■ Required task
From the listing below, pick out each line with the word "title".

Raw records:
[Begin]

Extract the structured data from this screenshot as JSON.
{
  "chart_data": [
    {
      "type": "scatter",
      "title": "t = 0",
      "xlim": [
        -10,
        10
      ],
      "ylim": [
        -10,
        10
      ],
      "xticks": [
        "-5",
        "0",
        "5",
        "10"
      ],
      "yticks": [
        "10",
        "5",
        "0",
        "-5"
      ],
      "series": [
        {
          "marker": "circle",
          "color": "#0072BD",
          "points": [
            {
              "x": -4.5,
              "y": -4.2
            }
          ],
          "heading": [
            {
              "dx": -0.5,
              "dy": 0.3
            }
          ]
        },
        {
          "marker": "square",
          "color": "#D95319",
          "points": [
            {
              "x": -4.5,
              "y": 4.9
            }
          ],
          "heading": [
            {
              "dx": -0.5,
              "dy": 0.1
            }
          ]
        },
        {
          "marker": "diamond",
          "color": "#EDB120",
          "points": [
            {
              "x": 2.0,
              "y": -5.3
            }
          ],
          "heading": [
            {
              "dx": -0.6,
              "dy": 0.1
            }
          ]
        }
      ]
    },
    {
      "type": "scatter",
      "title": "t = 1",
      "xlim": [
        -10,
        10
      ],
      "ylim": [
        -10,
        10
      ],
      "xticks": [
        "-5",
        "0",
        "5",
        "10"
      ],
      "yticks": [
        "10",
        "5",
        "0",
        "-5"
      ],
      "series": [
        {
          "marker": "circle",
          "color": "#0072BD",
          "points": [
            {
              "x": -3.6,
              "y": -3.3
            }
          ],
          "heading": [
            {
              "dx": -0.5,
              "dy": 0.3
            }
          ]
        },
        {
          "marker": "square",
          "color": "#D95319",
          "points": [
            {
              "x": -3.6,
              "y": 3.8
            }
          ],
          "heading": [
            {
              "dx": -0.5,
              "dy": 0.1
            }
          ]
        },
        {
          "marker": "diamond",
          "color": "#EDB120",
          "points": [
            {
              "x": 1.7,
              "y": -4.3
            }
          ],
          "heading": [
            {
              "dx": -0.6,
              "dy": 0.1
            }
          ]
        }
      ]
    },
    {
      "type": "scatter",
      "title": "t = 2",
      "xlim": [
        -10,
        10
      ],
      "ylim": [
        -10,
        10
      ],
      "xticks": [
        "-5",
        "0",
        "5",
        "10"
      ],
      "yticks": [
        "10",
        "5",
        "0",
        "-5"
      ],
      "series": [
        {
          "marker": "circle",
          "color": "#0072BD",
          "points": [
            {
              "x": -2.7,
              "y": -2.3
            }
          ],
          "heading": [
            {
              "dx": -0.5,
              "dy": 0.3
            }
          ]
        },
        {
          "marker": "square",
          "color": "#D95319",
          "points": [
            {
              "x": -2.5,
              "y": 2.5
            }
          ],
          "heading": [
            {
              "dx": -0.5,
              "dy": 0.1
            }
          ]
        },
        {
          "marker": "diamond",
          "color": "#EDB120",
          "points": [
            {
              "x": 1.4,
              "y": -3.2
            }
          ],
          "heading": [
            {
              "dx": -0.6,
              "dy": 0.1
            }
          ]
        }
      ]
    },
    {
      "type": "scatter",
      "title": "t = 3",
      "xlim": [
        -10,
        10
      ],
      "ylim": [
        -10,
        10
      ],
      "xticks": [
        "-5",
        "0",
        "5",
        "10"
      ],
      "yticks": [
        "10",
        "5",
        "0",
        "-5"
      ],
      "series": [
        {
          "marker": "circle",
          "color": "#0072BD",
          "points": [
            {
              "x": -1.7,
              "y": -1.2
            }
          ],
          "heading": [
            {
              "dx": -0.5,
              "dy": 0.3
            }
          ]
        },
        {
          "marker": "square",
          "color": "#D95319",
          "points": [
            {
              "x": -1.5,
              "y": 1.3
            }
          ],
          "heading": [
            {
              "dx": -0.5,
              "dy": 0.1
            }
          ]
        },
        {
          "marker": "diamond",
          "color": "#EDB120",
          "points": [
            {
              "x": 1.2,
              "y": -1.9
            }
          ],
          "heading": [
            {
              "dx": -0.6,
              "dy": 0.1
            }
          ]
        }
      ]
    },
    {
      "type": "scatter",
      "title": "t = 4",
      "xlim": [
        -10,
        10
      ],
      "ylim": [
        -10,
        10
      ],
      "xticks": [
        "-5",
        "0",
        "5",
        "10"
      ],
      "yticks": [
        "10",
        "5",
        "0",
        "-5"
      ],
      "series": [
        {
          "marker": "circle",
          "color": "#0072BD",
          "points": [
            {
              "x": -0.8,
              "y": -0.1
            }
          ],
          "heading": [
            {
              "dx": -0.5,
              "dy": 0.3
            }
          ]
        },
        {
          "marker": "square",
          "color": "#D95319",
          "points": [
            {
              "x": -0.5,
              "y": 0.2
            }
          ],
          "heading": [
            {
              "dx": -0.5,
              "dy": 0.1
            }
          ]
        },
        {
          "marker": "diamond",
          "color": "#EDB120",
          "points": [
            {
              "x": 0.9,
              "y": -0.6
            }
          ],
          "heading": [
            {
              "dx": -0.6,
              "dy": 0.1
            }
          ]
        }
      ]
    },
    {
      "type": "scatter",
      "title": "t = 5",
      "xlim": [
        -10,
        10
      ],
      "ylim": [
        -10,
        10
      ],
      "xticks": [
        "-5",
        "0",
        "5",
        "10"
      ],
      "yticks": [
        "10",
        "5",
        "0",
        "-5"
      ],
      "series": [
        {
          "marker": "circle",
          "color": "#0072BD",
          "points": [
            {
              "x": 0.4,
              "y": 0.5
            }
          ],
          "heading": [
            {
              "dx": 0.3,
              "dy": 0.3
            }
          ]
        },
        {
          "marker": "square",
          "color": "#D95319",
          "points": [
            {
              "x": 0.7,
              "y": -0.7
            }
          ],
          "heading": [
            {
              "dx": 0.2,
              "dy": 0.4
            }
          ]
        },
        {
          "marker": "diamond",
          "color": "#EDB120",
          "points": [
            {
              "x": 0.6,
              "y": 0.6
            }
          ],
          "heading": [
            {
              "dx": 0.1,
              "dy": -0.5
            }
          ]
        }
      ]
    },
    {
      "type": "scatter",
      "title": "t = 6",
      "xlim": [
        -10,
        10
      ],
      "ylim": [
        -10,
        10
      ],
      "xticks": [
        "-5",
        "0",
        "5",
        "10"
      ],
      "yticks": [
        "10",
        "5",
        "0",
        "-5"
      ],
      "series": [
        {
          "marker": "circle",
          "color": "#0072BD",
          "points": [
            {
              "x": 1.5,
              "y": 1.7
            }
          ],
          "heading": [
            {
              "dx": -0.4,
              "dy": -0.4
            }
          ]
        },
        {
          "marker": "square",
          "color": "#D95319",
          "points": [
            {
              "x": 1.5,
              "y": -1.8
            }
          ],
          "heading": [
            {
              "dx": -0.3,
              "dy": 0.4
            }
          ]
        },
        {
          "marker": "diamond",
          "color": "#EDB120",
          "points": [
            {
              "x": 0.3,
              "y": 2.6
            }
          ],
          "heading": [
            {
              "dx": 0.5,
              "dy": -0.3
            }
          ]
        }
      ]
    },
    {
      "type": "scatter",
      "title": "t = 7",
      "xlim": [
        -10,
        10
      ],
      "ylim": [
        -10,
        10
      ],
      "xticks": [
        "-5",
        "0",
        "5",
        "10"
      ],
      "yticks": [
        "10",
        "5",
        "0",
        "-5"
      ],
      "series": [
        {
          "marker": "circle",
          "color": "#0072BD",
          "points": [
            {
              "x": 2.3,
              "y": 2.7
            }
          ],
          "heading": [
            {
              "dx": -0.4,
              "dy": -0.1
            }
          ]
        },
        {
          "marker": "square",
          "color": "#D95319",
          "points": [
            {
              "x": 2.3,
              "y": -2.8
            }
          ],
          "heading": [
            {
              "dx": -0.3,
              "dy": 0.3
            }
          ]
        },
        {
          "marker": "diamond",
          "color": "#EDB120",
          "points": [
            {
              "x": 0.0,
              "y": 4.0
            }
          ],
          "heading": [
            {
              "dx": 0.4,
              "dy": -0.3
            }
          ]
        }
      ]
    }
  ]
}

[End]

■ Response to the exercise
      "title": "t = 0",
      "title": "t = 1",
      "title": "t = 2",
      "title": "t = 3",
      "title": "t = 4",
      "title": "t = 5",
      "title": "t = 6",
      "title": "t = 7",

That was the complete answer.